- Set exercise -
Reproduce the records below exactly as they appear.
-- BEGIN Information supplied --
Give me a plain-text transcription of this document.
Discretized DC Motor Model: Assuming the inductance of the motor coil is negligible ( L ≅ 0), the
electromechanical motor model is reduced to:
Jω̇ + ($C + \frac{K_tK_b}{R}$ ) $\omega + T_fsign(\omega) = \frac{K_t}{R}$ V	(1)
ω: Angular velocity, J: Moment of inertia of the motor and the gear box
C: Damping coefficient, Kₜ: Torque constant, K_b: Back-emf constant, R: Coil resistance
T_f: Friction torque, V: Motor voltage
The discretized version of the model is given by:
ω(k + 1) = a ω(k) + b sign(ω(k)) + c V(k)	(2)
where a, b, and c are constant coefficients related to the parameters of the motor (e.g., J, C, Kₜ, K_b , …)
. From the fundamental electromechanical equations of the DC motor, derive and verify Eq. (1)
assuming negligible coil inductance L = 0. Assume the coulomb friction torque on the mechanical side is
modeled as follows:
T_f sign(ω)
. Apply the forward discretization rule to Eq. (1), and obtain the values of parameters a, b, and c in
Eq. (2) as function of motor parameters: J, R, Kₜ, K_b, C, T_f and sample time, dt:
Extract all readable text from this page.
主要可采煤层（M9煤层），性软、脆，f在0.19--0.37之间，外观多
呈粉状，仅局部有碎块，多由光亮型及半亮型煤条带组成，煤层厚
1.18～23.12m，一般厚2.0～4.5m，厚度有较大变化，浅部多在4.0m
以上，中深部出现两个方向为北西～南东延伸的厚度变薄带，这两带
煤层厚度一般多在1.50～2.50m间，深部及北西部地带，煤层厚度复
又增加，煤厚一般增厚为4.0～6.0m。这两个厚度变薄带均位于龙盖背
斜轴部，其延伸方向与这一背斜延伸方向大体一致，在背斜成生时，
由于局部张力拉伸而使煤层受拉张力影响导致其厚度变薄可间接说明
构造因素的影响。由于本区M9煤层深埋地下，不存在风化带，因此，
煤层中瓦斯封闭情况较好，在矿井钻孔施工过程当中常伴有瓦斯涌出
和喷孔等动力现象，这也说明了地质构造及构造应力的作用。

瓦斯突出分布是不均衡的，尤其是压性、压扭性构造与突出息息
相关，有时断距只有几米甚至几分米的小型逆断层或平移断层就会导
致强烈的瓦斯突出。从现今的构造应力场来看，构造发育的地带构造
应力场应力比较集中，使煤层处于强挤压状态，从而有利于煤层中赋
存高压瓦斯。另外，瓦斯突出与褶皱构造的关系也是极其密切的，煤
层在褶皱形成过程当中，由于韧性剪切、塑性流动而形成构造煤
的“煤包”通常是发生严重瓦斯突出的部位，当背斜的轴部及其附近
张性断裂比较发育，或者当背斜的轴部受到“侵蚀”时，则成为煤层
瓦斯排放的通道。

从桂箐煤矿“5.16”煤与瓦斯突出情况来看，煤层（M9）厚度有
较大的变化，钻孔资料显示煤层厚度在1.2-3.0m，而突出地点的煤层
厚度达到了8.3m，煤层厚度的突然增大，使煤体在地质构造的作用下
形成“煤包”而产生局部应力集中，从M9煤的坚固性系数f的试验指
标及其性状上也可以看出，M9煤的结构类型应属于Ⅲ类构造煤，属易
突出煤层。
-- END Information supplied --
- Task answer -
Give me a plain-text transcription of this document.
Discretized DC Motor Model: Assuming the inductance of the motor coil is negligible ( L ≅ 0), the
electromechanical motor model is reduced to:
Jω̇ + ($C + \frac{K_tK_b}{R}$ ) $\omega + T_fsign(\omega) = \frac{K_t}{R}$ V	(1)
ω: Angular velocity, J: Moment of inertia of the motor and the gear box
C: Damping coefficient, Kₜ: Torque constant, K_b: Back-emf constant, R: Coil resistance
T_f: Friction torque, V: Motor voltage
The discretized version of the model is given by:
ω(k + 1) = a ω(k) + b sign(ω(k)) + c V(k)	(2)
where a, b, and c are constant coefficients related to the parameters of the motor (e.g., J, C, Kₜ, K_b , …)
. From the fundamental electromechanical equations of the DC motor, derive and verify Eq. (1)
assuming negligible coil inductance L = 0. Assume the coulomb friction torque on the mechanical side is
modeled as follows:
T_f sign(ω)
. Apply the forward discretization rule to Eq. (1), and obtain the values of parameters a, b, and c in
Eq. (2) as function of motor parameters: J, R, Kₜ, K_b, C, T_f and sample time, dt:
Extract all readable text from this page.
主要可采煤层（M9煤层），性软、脆，f在0.19--0.37之间，外观多
呈粉状，仅局部有碎块，多由光亮型及半亮型煤条带组成，煤层厚
1.18～23.12m，一般厚2.0～4.5m，厚度有较大变化，浅部多在4.0m
以上，中深部出现两个方向为北西～南东延伸的厚度变薄带，这两带
煤层厚度一般多在1.50～2.50m间，深部及北西部地带，煤层厚度复
又增加，煤厚一般增厚为4.0～6.0m。这两个厚度变薄带均位于龙盖背
斜轴部，其延伸方向与这一背斜延伸方向大体一致，在背斜成生时，
由于局部张力拉伸而使煤层受拉张力影响导致其厚度变薄可间接说明
构造因素的影响。由于本区M9煤层深埋地下，不存在风化带，因此，
煤层中瓦斯封闭情况较好，在矿井钻孔施工过程当中常伴有瓦斯涌出
和喷孔等动力现象，这也说明了地质构造及构造应力的作用。

瓦斯突出分布是不均衡的，尤其是压性、压扭性构造与突出息息
相关，有时断距只有几米甚至几分米的小型逆断层或平移断层就会导
致强烈的瓦斯突出。从现今的构造应力场来看，构造发育的地带构造
应力场应力比较集中，使煤层处于强挤压状态，从而有利于煤层中赋
存高压瓦斯。另外，瓦斯突出与褶皱构造的关系也是极其密切的，煤
层在褶皱形成过程当中，由于韧性剪切、塑性流动而形成构造煤
的“煤包”通常是发生严重瓦斯突出的部位，当背斜的轴部及其附近
张性断裂比较发育，或者当背斜的轴部受到“侵蚀”时，则成为煤层
瓦斯排放的通道。

从桂箐煤矿“5.16”煤与瓦斯突出情况来看，煤层（M9）厚度有
较大的变化，钻孔资料显示煤层厚度在1.2-3.0m，而突出地点的煤层
厚度达到了8.3m，煤层厚度的突然增大，使煤体在地质构造的作用下
形成“煤包”而产生局部应力集中，从M9煤的坚固性系数f的试验指
标及其性状上也可以看出，M9煤的结构类型应属于Ⅲ类构造煤，属易
突出煤层。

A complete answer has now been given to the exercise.